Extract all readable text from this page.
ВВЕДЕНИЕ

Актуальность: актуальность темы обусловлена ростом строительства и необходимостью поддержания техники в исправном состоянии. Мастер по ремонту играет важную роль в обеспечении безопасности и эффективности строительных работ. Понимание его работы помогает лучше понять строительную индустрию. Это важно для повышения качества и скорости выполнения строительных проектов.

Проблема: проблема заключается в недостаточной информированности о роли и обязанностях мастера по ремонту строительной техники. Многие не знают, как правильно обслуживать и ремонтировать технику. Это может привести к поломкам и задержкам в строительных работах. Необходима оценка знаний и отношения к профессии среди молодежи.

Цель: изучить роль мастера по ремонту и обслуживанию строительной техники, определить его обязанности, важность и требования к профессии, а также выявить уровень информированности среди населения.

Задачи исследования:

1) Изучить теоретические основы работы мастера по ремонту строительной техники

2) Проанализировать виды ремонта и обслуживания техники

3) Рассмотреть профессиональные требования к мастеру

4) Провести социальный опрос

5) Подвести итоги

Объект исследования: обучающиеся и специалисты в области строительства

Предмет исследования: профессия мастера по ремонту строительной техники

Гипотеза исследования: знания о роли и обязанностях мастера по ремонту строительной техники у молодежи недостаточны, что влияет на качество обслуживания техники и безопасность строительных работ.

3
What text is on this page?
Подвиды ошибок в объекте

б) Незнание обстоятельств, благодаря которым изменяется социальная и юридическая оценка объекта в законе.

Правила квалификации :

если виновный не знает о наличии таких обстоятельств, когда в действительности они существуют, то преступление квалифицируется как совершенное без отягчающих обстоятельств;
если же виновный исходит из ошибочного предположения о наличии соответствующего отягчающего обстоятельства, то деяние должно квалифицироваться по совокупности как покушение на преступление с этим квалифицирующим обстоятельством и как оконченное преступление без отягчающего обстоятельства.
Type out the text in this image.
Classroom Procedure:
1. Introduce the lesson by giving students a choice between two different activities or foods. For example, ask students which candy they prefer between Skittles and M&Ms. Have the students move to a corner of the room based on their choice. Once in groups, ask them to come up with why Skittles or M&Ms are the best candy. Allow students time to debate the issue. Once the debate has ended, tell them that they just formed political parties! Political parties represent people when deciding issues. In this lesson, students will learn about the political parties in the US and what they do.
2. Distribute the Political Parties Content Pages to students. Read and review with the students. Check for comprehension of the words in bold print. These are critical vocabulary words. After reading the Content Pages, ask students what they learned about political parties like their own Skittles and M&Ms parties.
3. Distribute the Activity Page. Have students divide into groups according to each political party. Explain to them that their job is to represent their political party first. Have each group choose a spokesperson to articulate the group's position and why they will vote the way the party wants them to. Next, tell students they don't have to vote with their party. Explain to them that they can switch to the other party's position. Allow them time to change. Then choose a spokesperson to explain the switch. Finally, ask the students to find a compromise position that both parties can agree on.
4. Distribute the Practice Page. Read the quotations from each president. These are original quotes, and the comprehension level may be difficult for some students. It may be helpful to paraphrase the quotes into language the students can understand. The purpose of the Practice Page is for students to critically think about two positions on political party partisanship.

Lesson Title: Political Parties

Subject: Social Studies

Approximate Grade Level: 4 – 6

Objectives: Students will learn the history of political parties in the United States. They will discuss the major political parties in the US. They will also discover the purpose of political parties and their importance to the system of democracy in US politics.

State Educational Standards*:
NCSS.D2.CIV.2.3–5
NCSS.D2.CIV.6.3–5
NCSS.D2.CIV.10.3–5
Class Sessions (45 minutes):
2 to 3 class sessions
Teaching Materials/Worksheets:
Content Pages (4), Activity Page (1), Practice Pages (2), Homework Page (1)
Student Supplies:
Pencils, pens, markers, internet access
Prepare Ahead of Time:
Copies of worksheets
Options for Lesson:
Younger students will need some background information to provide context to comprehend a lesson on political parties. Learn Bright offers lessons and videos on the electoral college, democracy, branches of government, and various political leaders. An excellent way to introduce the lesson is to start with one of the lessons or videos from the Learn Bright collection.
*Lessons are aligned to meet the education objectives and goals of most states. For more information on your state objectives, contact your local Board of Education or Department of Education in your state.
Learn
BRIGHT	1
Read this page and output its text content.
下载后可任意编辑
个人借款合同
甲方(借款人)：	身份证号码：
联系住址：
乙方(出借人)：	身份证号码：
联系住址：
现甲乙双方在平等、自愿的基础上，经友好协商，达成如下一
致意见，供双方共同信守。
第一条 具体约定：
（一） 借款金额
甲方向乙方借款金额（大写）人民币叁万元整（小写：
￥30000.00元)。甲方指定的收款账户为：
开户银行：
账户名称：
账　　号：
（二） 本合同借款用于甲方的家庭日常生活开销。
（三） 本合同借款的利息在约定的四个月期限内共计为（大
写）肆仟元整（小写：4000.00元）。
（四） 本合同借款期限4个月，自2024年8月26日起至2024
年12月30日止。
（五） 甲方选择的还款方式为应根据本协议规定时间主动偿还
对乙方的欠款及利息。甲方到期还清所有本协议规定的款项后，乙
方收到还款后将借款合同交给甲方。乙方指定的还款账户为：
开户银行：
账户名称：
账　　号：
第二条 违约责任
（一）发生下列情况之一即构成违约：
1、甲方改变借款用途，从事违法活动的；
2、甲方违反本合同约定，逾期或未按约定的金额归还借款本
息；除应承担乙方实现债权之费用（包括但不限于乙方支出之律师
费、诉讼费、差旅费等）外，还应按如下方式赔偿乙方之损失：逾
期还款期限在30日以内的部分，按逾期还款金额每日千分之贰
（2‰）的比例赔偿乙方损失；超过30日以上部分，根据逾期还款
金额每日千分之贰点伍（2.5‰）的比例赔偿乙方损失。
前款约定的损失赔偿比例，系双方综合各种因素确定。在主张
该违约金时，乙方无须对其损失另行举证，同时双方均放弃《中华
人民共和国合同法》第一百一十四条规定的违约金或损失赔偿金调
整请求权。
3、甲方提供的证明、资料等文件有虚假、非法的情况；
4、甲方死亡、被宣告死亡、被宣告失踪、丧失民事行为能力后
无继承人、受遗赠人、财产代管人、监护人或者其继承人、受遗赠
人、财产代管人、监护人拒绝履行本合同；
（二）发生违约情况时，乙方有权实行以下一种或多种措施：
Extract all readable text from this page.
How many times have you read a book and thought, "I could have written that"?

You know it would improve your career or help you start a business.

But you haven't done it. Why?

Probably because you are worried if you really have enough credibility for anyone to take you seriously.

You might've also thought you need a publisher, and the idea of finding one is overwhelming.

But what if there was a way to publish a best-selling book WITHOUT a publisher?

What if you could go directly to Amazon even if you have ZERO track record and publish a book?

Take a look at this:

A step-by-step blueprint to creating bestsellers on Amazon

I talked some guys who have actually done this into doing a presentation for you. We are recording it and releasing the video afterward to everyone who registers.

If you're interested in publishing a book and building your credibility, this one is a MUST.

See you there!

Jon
==========
* _EXERCISE BRIEF_: Write out every record, exactly as written.

* _ANSWER TO THE TASK_:
Extract all readable text from this page.
ВВЕДЕНИЕ

Актуальность: актуальность темы обусловлена ростом строительства и необходимостью поддержания техники в исправном состоянии. Мастер по ремонту играет важную роль в обеспечении безопасности и эффективности строительных работ. Понимание его работы помогает лучше понять строительную индустрию. Это важно для повышения качества и скорости выполнения строительных проектов.

Проблема: проблема заключается в недостаточной информированности о роли и обязанностях мастера по ремонту строительной техники. Многие не знают, как правильно обслуживать и ремонтировать технику. Это может привести к поломкам и задержкам в строительных работах. Необходима оценка знаний и отношения к профессии среди молодежи.

Цель: изучить роль мастера по ремонту и обслуживанию строительной техники, определить его обязанности, важность и требования к профессии, а также выявить уровень информированности среди населения.

Задачи исследования:

1) Изучить теоретические основы работы мастера по ремонту строительной техники

2) Проанализировать виды ремонта и обслуживания техники

3) Рассмотреть профессиональные требования к мастеру

4) Провести социальный опрос

5) Подвести итоги

Объект исследования: обучающиеся и специалисты в области строительства

Предмет исследования: профессия мастера по ремонту строительной техники

Гипотеза исследования: знания о роли и обязанностях мастера по ремонту строительной техники у молодежи недостаточны, что влияет на качество обслуживания техники и безопасность строительных работ.

3
What text is on this page?
Подвиды ошибок в объекте

б) Незнание обстоятельств, благодаря которым изменяется социальная и юридическая оценка объекта в законе.

Правила квалификации :

если виновный не знает о наличии таких обстоятельств, когда в действительности они существуют, то преступление квалифицируется как совершенное без отягчающих обстоятельств;
если же виновный исходит из ошибочного предположения о наличии соответствующего отягчающего обстоятельства, то деяние должно квалифицироваться по совокупности как покушение на преступление с этим квалифицирующим обстоятельством и как оконченное преступление без отягчающего обстоятельства.
Type out the text in this image.
Classroom Procedure:
1. Introduce the lesson by giving students a choice between two different activities or foods. For example, ask students which candy they prefer between Skittles and M&Ms. Have the students move to a corner of the room based on their choice. Once in groups, ask them to come up with why Skittles or M&Ms are the best candy. Allow students time to debate the issue. Once the debate has ended, tell them that they just formed political parties! Political parties represent people when deciding issues. In this lesson, students will learn about the political parties in the US and what they do.
2. Distribute the Political Parties Content Pages to students. Read and review with the students. Check for comprehension of the words in bold print. These are critical vocabulary words. After reading the Content Pages, ask students what they learned about political parties like their own Skittles and M&Ms parties.
3. Distribute the Activity Page. Have students divide into groups according to each political party. Explain to them that their job is to represent their political party first. Have each group choose a spokesperson to articulate the group's position and why they will vote the way the party wants them to. Next, tell students they don't have to vote with their party. Explain to them that they can switch to the other party's position. Allow them time to change. Then choose a spokesperson to explain the switch. Finally, ask the students to find a compromise position that both parties can agree on.
4. Distribute the Practice Page. Read the quotations from each president. These are original quotes, and the comprehension level may be difficult for some students. It may be helpful to paraphrase the quotes into language the students can understand. The purpose of the Practice Page is for students to critically think about two positions on political party partisanship.

Lesson Title: Political Parties

Subject: Social Studies

Approximate Grade Level: 4 – 6

Objectives: Students will learn the history of political parties in the United States. They will discuss the major political parties in the US. They will also discover the purpose of political parties and their importance to the system of democracy in US politics.

State Educational Standards*:
NCSS.D2.CIV.2.3–5
NCSS.D2.CIV.6.3–5
NCSS.D2.CIV.10.3–5
Class Sessions (45 minutes):
2 to 3 class sessions
Teaching Materials/Worksheets:
Content Pages (4), Activity Page (1), Practice Pages (2), Homework Page (1)
Student Supplies:
Pencils, pens, markers, internet access
Prepare Ahead of Time:
Copies of worksheets
Options for Lesson:
Younger students will need some background information to provide context to comprehend a lesson on political parties. Learn Bright offers lessons and videos on the electoral college, democracy, branches of government, and various political leaders. An excellent way to introduce the lesson is to start with one of the lessons or videos from the Learn Bright collection.
*Lessons are aligned to meet the education objectives and goals of most states. For more information on your state objectives, contact your local Board of Education or Department of Education in your state.
Learn
BRIGHT	1
Read this page and output its text content.
下载后可任意编辑
个人借款合同
甲方(借款人)：	身份证号码：
联系住址：
乙方(出借人)：	身份证号码：
联系住址：
现甲乙双方在平等、自愿的基础上，经友好协商，达成如下一
致意见，供双方共同信守。
第一条 具体约定：
（一） 借款金额
甲方向乙方借款金额（大写）人民币叁万元整（小写：
￥30000.00元)。甲方指定的收款账户为：
开户银行：
账户名称：
账　　号：
（二） 本合同借款用于甲方的家庭日常生活开销。
（三） 本合同借款的利息在约定的四个月期限内共计为（大
写）肆仟元整（小写：4000.00元）。
（四） 本合同借款期限4个月，自2024年8月26日起至2024
年12月30日止。
（五） 甲方选择的还款方式为应根据本协议规定时间主动偿还
对乙方的欠款及利息。甲方到期还清所有本协议规定的款项后，乙
方收到还款后将借款合同交给甲方。乙方指定的还款账户为：
开户银行：
账户名称：
账　　号：
第二条 违约责任
（一）发生下列情况之一即构成违约：
1、甲方改变借款用途，从事违法活动的；
2、甲方违反本合同约定，逾期或未按约定的金额归还借款本
息；除应承担乙方实现债权之费用（包括但不限于乙方支出之律师
费、诉讼费、差旅费等）外，还应按如下方式赔偿乙方之损失：逾
期还款期限在30日以内的部分，按逾期还款金额每日千分之贰
（2‰）的比例赔偿乙方损失；超过30日以上部分，根据逾期还款
金额每日千分之贰点伍（2.5‰）的比例赔偿乙方损失。
前款约定的损失赔偿比例，系双方综合各种因素确定。在主张
该违约金时，乙方无须对其损失另行举证，同时双方均放弃《中华
人民共和国合同法》第一百一十四条规定的违约金或损失赔偿金调
整请求权。
3、甲方提供的证明、资料等文件有虚假、非法的情况；
4、甲方死亡、被宣告死亡、被宣告失踪、丧失民事行为能力后
无继承人、受遗赠人、财产代管人、监护人或者其继承人、受遗赠
人、财产代管人、监护人拒绝履行本合同；
（二）发生违约情况时，乙方有权实行以下一种或多种措施：
Extract all readable text from this page.
How many times have you read a book and thought, "I could have written that"?

You know it would improve your career or help you start a business.

But you haven't done it. Why?

Probably because you are worried if you really have enough credibility for anyone to take you seriously.

You might've also thought you need a publisher, and the idea of finding one is overwhelming.

But what if there was a way to publish a best-selling book WITHOUT a publisher?

What if you could go directly to Amazon even if you have ZERO track record and publish a book?

Take a look at this:

A step-by-step blueprint to creating bestsellers on Amazon

I talked some guys who have actually done this into doing a presentation for you. We are recording it and releasing the video afterward to everyone who registers.

If you're interested in publishing a book and building your credibility, this one is a MUST.

See you there!

Jon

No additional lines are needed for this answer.